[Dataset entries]
┏━━

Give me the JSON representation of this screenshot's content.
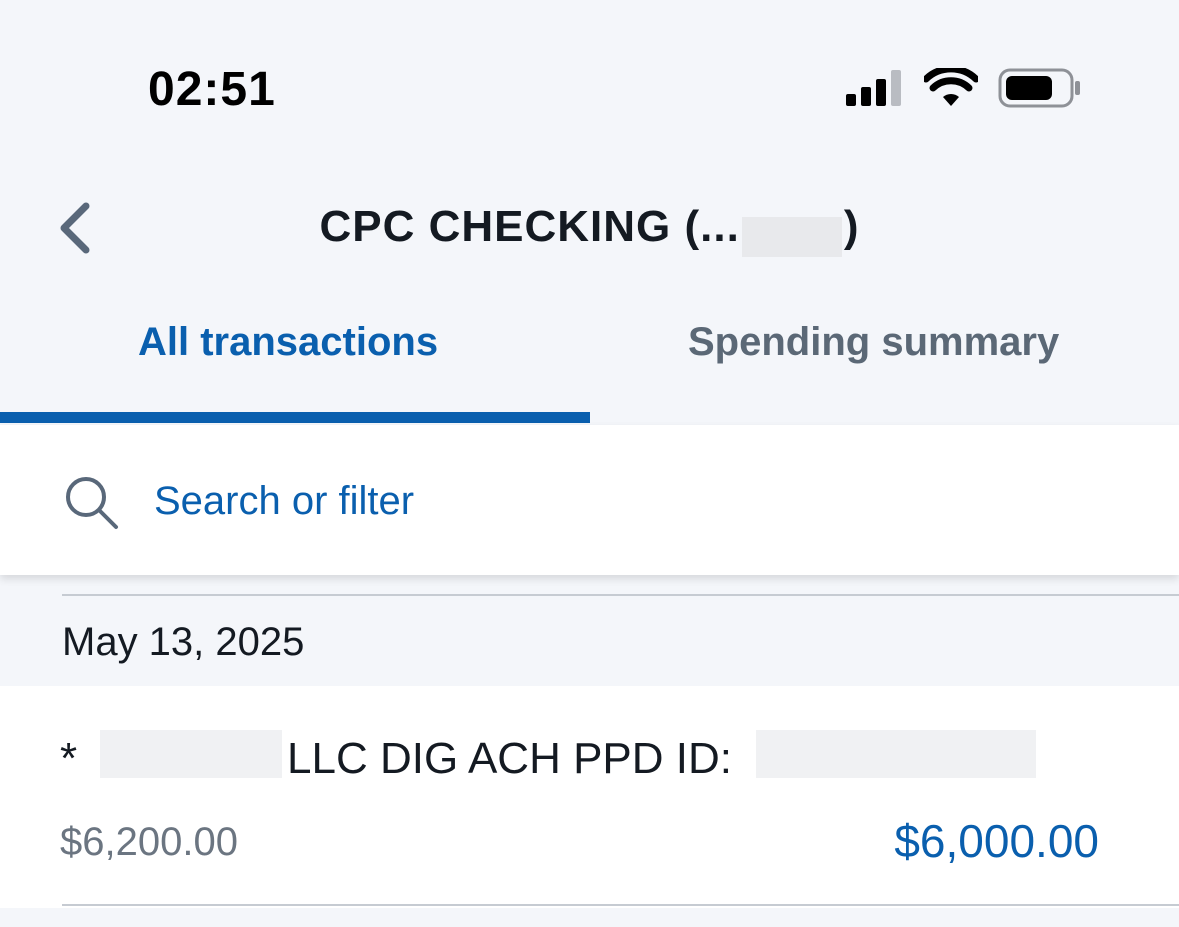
{
  "status_bar": {
    "time": "02:51"
  },
  "header": {
    "title": "CPC CHECKING  (...",
    "title_suffix": ")"
  },
  "tabs": [
    {
      "label": "All transactions",
      "selected": true
    },
    {
      "label": "Spending summary",
      "selected": false
    }
  ],
  "search": {
    "placeholder": "Search or filter"
  },
  "transactions": {
    "date": "May 13, 2025",
    "items": [
      {
        "description_prefix": "*",
        "description_mid": "LLC DIG ACH PPD ID:",
        "balance": "$6,200.00",
        "amount": "$6,000.00"
      }
    ]
  },
  "colors": {
    "accent": "#0a5fae",
    "background": "#f4f6fa",
    "text": "#141a22",
    "muted": "#6b7581"
  }
}
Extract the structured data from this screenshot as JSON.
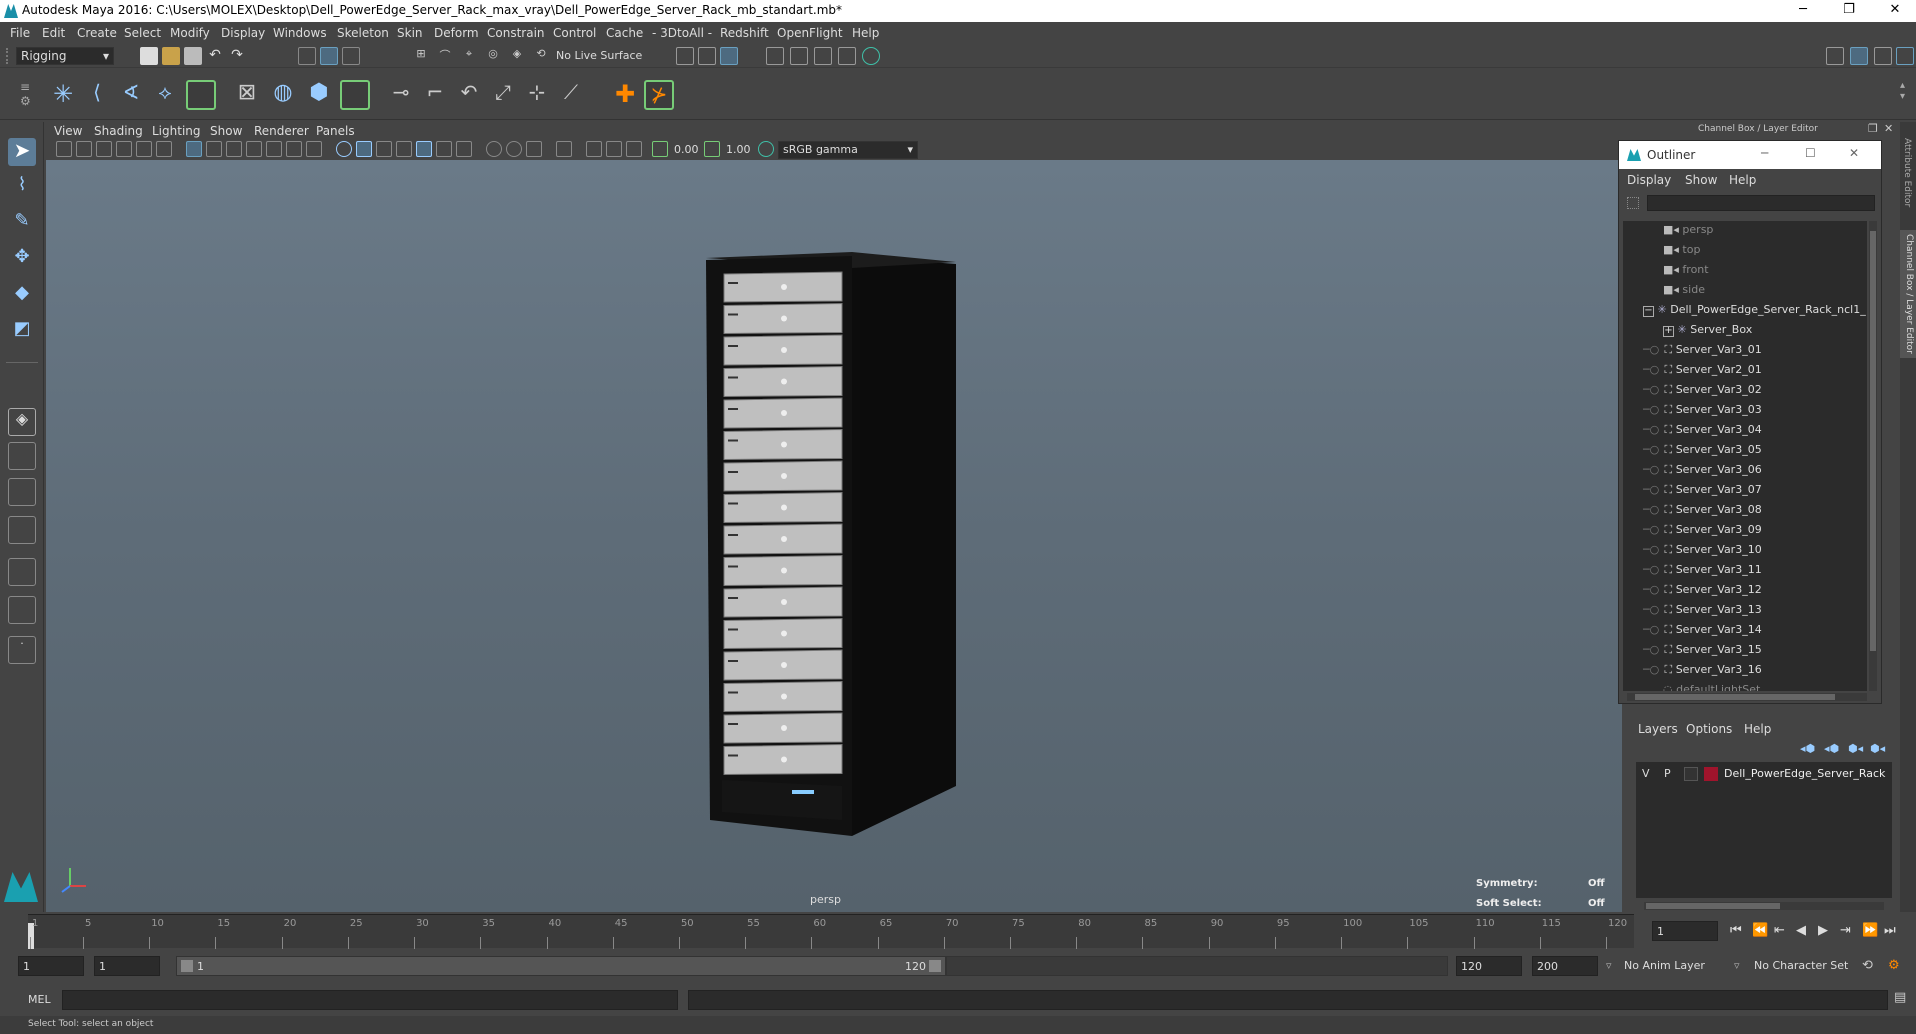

┗━━

AIM OF THE EXERCISE
Leave the pictures out and print the records above exactly as they stand.

SOLUTION
Give me the JSON representation of this screenshot's content.
{
  "status_bar": {
    "time": "02:51"
  },
  "header": {
    "title": "CPC CHECKING  (...",
    "title_suffix": ")"
  },
  "tabs": [
    {
      "label": "All transactions",
      "selected": true
    },
    {
      "label": "Spending summary",
      "selected": false
    }
  ],
  "search": {
    "placeholder": "Search or filter"
  },
  "transactions": {
    "date": "May 13, 2025",
    "items": [
      {
        "description_prefix": "*",
        "description_mid": "LLC DIG ACH PPD ID:",
        "balance": "$6,200.00",
        "amount": "$6,000.00"
      }
    ]
  },
  "colors": {
    "accent": "#0a5fae",
    "background": "#f4f6fa",
    "text": "#141a22",
    "muted": "#6b7581"
  }
}
Extract the structured data from this screenshot as JSON.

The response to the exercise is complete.